THE EXERCISE - Write the entries out again exactly as they stand, but without the pictures.

RECORDS FOR THIS EXERCISE -
★ ★ ★ ★ ★ ★ ★

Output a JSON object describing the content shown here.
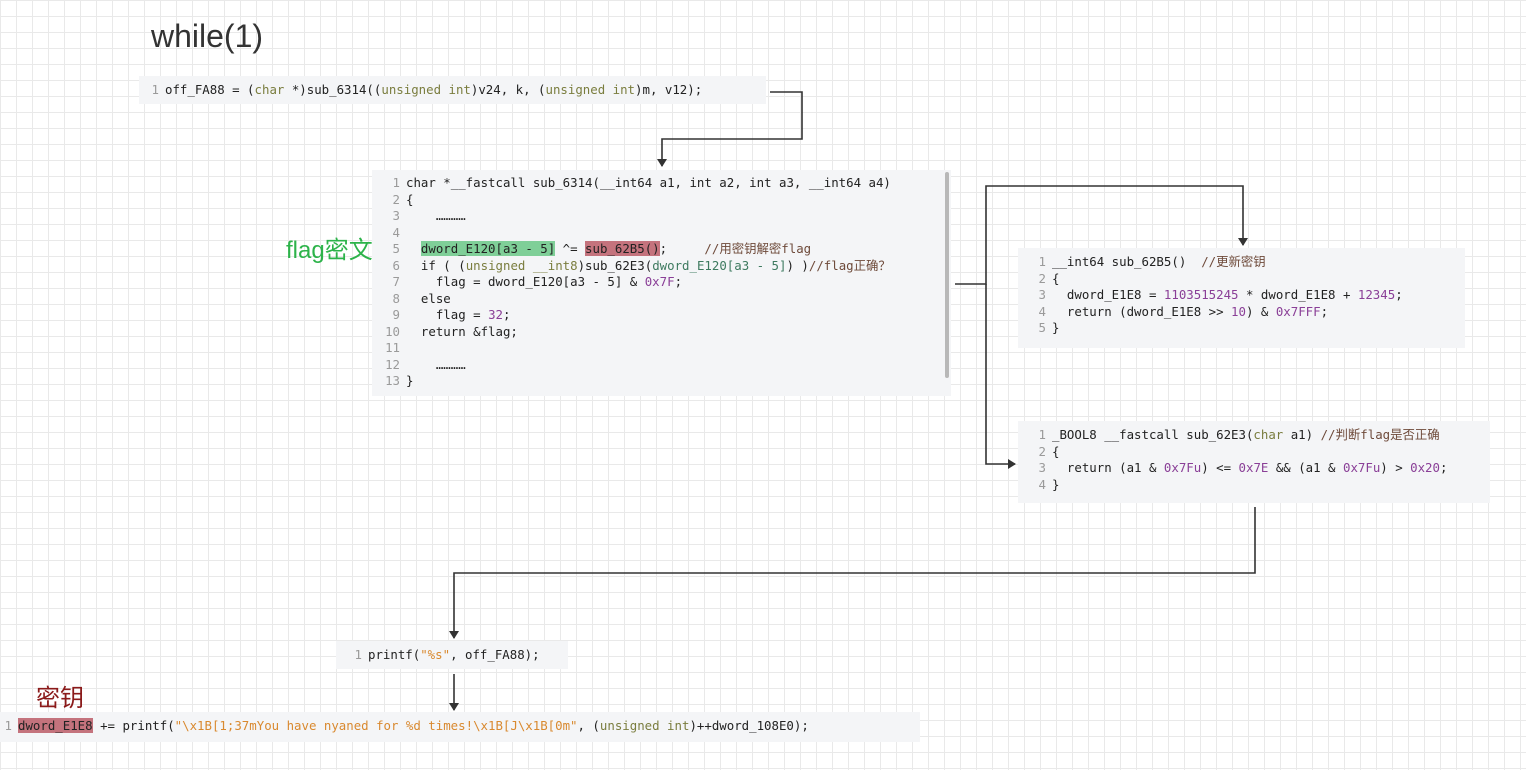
{
  "title": "while(1)",
  "labels": {
    "flag_cipher": "flag密文",
    "key": "密钥"
  },
  "colors": {
    "green_label": "#2db34a",
    "key_label": "#8b1a1a",
    "highlight_green": "#7fcf98",
    "highlight_red": "#c4737d"
  },
  "blocks": {
    "top_call": {
      "lines": [
        {
          "n": "1",
          "segs": [
            [
              "off_FA88 = (",
              ""
            ],
            [
              "char",
              "kw"
            ],
            [
              " *)sub_6314((",
              ""
            ],
            [
              "unsigned int",
              "kw"
            ],
            [
              ")v24, k, (",
              ""
            ],
            [
              "unsigned int",
              "kw"
            ],
            [
              ")m, v12);",
              ""
            ]
          ]
        }
      ]
    },
    "sub_6314": {
      "lines": [
        {
          "n": "1",
          "segs": [
            [
              "char *__fastcall sub_6314(__int64 a1, int a2, int a3, __int64 a4)",
              ""
            ]
          ]
        },
        {
          "n": "2",
          "segs": [
            [
              "{",
              ""
            ]
          ]
        },
        {
          "n": "3",
          "segs": [
            [
              "    …………",
              ""
            ]
          ]
        },
        {
          "n": "4",
          "segs": [
            [
              "",
              ""
            ]
          ]
        },
        {
          "n": "5",
          "segs": [
            [
              "  ",
              ""
            ],
            [
              "dword_E120[a3 - 5]",
              "hl-green"
            ],
            [
              " ^= ",
              ""
            ],
            [
              "sub_62B5()",
              "hl-red"
            ],
            [
              ";     ",
              ""
            ],
            [
              "//用密钥解密flag",
              "cm"
            ]
          ]
        },
        {
          "n": "6",
          "segs": [
            [
              "  if ( (",
              ""
            ],
            [
              "unsigned __int8",
              "kw"
            ],
            [
              ")sub_62E3(",
              ""
            ],
            [
              "dword_E120[a3 - 5]",
              "id"
            ],
            [
              ") )",
              ""
            ],
            [
              "//flag正确？",
              "cm"
            ]
          ]
        },
        {
          "n": "7",
          "segs": [
            [
              "    flag = dword_E120[a3 - 5] & ",
              ""
            ],
            [
              "0x7F",
              "num"
            ],
            [
              ";",
              ""
            ]
          ]
        },
        {
          "n": "8",
          "segs": [
            [
              "  else",
              ""
            ]
          ]
        },
        {
          "n": "9",
          "segs": [
            [
              "    flag = ",
              ""
            ],
            [
              "32",
              "num"
            ],
            [
              ";",
              ""
            ]
          ]
        },
        {
          "n": "10",
          "segs": [
            [
              "  return &flag;",
              ""
            ]
          ]
        },
        {
          "n": "11",
          "segs": [
            [
              "",
              ""
            ]
          ]
        },
        {
          "n": "12",
          "segs": [
            [
              "    …………",
              ""
            ]
          ]
        },
        {
          "n": "13",
          "segs": [
            [
              "}",
              ""
            ]
          ]
        }
      ]
    },
    "sub_62B5": {
      "lines": [
        {
          "n": "1",
          "segs": [
            [
              "__int64 sub_62B5()  ",
              ""
            ],
            [
              "//更新密钥",
              "cm"
            ]
          ]
        },
        {
          "n": "2",
          "segs": [
            [
              "{",
              ""
            ]
          ]
        },
        {
          "n": "3",
          "segs": [
            [
              "  dword_E1E8 = ",
              ""
            ],
            [
              "1103515245",
              "num"
            ],
            [
              " * dword_E1E8 + ",
              ""
            ],
            [
              "12345",
              "num"
            ],
            [
              ";",
              ""
            ]
          ]
        },
        {
          "n": "4",
          "segs": [
            [
              "  return (dword_E1E8 >> ",
              ""
            ],
            [
              "10",
              "num"
            ],
            [
              ") & ",
              ""
            ],
            [
              "0x7FFF",
              "num"
            ],
            [
              ";",
              ""
            ]
          ]
        },
        {
          "n": "5",
          "segs": [
            [
              "}",
              ""
            ]
          ]
        }
      ]
    },
    "sub_62E3": {
      "lines": [
        {
          "n": "1",
          "segs": [
            [
              "_BOOL8 __fastcall sub_62E3(",
              ""
            ],
            [
              "char",
              "kw"
            ],
            [
              " a1) ",
              ""
            ],
            [
              "//判断flag是否正确",
              "cm"
            ]
          ]
        },
        {
          "n": "2",
          "segs": [
            [
              "{",
              ""
            ]
          ]
        },
        {
          "n": "3",
          "segs": [
            [
              "  return (a1 & ",
              ""
            ],
            [
              "0x7Fu",
              "num"
            ],
            [
              ") <= ",
              ""
            ],
            [
              "0x7E",
              "num"
            ],
            [
              " && (a1 & ",
              ""
            ],
            [
              "0x7Fu",
              "num"
            ],
            [
              ") > ",
              ""
            ],
            [
              "0x20",
              "num"
            ],
            [
              ";",
              ""
            ]
          ]
        },
        {
          "n": "4",
          "segs": [
            [
              "}",
              ""
            ]
          ]
        }
      ]
    },
    "printf_call": {
      "lines": [
        {
          "n": "1",
          "segs": [
            [
              "printf(",
              ""
            ],
            [
              "\"%s\"",
              "str"
            ],
            [
              ", off_FA88);",
              ""
            ]
          ]
        }
      ]
    },
    "key_update": {
      "lines": [
        {
          "n": "1",
          "segs": [
            [
              "dword_E1E8",
              "hl-red"
            ],
            [
              " += printf(",
              ""
            ],
            [
              "\"\\x1B[1;37mYou have nyaned for %d times!\\x1B[J\\x1B[0m\"",
              "str"
            ],
            [
              ", (",
              ""
            ],
            [
              "unsigned int",
              "kw"
            ],
            [
              ")++dword_108E0);",
              ""
            ]
          ]
        }
      ]
    }
  }
}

★ ★ ★ ★ ★ ★ ★

REPLY TO THE TASK -
Output a JSON object describing the content shown here.
{
  "title": "while(1)",
  "labels": {
    "flag_cipher": "flag密文",
    "key": "密钥"
  },
  "colors": {
    "green_label": "#2db34a",
    "key_label": "#8b1a1a",
    "highlight_green": "#7fcf98",
    "highlight_red": "#c4737d"
  },
  "blocks": {
    "top_call": {
      "lines": [
        {
          "n": "1",
          "segs": [
            [
              "off_FA88 = (",
              ""
            ],
            [
              "char",
              "kw"
            ],
            [
              " *)sub_6314((",
              ""
            ],
            [
              "unsigned int",
              "kw"
            ],
            [
              ")v24, k, (",
              ""
            ],
            [
              "unsigned int",
              "kw"
            ],
            [
              ")m, v12);",
              ""
            ]
          ]
        }
      ]
    },
    "sub_6314": {
      "lines": [
        {
          "n": "1",
          "segs": [
            [
              "char *__fastcall sub_6314(__int64 a1, int a2, int a3, __int64 a4)",
              ""
            ]
          ]
        },
        {
          "n": "2",
          "segs": [
            [
              "{",
              ""
            ]
          ]
        },
        {
          "n": "3",
          "segs": [
            [
              "    …………",
              ""
            ]
          ]
        },
        {
          "n": "4",
          "segs": [
            [
              "",
              ""
            ]
          ]
        },
        {
          "n": "5",
          "segs": [
            [
              "  ",
              ""
            ],
            [
              "dword_E120[a3 - 5]",
              "hl-green"
            ],
            [
              " ^= ",
              ""
            ],
            [
              "sub_62B5()",
              "hl-red"
            ],
            [
              ";     ",
              ""
            ],
            [
              "//用密钥解密flag",
              "cm"
            ]
          ]
        },
        {
          "n": "6",
          "segs": [
            [
              "  if ( (",
              ""
            ],
            [
              "unsigned __int8",
              "kw"
            ],
            [
              ")sub_62E3(",
              ""
            ],
            [
              "dword_E120[a3 - 5]",
              "id"
            ],
            [
              ") )",
              ""
            ],
            [
              "//flag正确？",
              "cm"
            ]
          ]
        },
        {
          "n": "7",
          "segs": [
            [
              "    flag = dword_E120[a3 - 5] & ",
              ""
            ],
            [
              "0x7F",
              "num"
            ],
            [
              ";",
              ""
            ]
          ]
        },
        {
          "n": "8",
          "segs": [
            [
              "  else",
              ""
            ]
          ]
        },
        {
          "n": "9",
          "segs": [
            [
              "    flag = ",
              ""
            ],
            [
              "32",
              "num"
            ],
            [
              ";",
              ""
            ]
          ]
        },
        {
          "n": "10",
          "segs": [
            [
              "  return &flag;",
              ""
            ]
          ]
        },
        {
          "n": "11",
          "segs": [
            [
              "",
              ""
            ]
          ]
        },
        {
          "n": "12",
          "segs": [
            [
              "    …………",
              ""
            ]
          ]
        },
        {
          "n": "13",
          "segs": [
            [
              "}",
              ""
            ]
          ]
        }
      ]
    },
    "sub_62B5": {
      "lines": [
        {
          "n": "1",
          "segs": [
            [
              "__int64 sub_62B5()  ",
              ""
            ],
            [
              "//更新密钥",
              "cm"
            ]
          ]
        },
        {
          "n": "2",
          "segs": [
            [
              "{",
              ""
            ]
          ]
        },
        {
          "n": "3",
          "segs": [
            [
              "  dword_E1E8 = ",
              ""
            ],
            [
              "1103515245",
              "num"
            ],
            [
              " * dword_E1E8 + ",
              ""
            ],
            [
              "12345",
              "num"
            ],
            [
              ";",
              ""
            ]
          ]
        },
        {
          "n": "4",
          "segs": [
            [
              "  return (dword_E1E8 >> ",
              ""
            ],
            [
              "10",
              "num"
            ],
            [
              ") & ",
              ""
            ],
            [
              "0x7FFF",
              "num"
            ],
            [
              ";",
              ""
            ]
          ]
        },
        {
          "n": "5",
          "segs": [
            [
              "}",
              ""
            ]
          ]
        }
      ]
    },
    "sub_62E3": {
      "lines": [
        {
          "n": "1",
          "segs": [
            [
              "_BOOL8 __fastcall sub_62E3(",
              ""
            ],
            [
              "char",
              "kw"
            ],
            [
              " a1) ",
              ""
            ],
            [
              "//判断flag是否正确",
              "cm"
            ]
          ]
        },
        {
          "n": "2",
          "segs": [
            [
              "{",
              ""
            ]
          ]
        },
        {
          "n": "3",
          "segs": [
            [
              "  return (a1 & ",
              ""
            ],
            [
              "0x7Fu",
              "num"
            ],
            [
              ") <= ",
              ""
            ],
            [
              "0x7E",
              "num"
            ],
            [
              " && (a1 & ",
              ""
            ],
            [
              "0x7Fu",
              "num"
            ],
            [
              ") > ",
              ""
            ],
            [
              "0x20",
              "num"
            ],
            [
              ";",
              ""
            ]
          ]
        },
        {
          "n": "4",
          "segs": [
            [
              "}",
              ""
            ]
          ]
        }
      ]
    },
    "printf_call": {
      "lines": [
        {
          "n": "1",
          "segs": [
            [
              "printf(",
              ""
            ],
            [
              "\"%s\"",
              "str"
            ],
            [
              ", off_FA88);",
              ""
            ]
          ]
        }
      ]
    },
    "key_update": {
      "lines": [
        {
          "n": "1",
          "segs": [
            [
              "dword_E1E8",
              "hl-red"
            ],
            [
              " += printf(",
              ""
            ],
            [
              "\"\\x1B[1;37mYou have nyaned for %d times!\\x1B[J\\x1B[0m\"",
              "str"
            ],
            [
              ", (",
              ""
            ],
            [
              "unsigned int",
              "kw"
            ],
            [
              ")++dword_108E0);",
              ""
            ]
          ]
        }
      ]
    }
  }
}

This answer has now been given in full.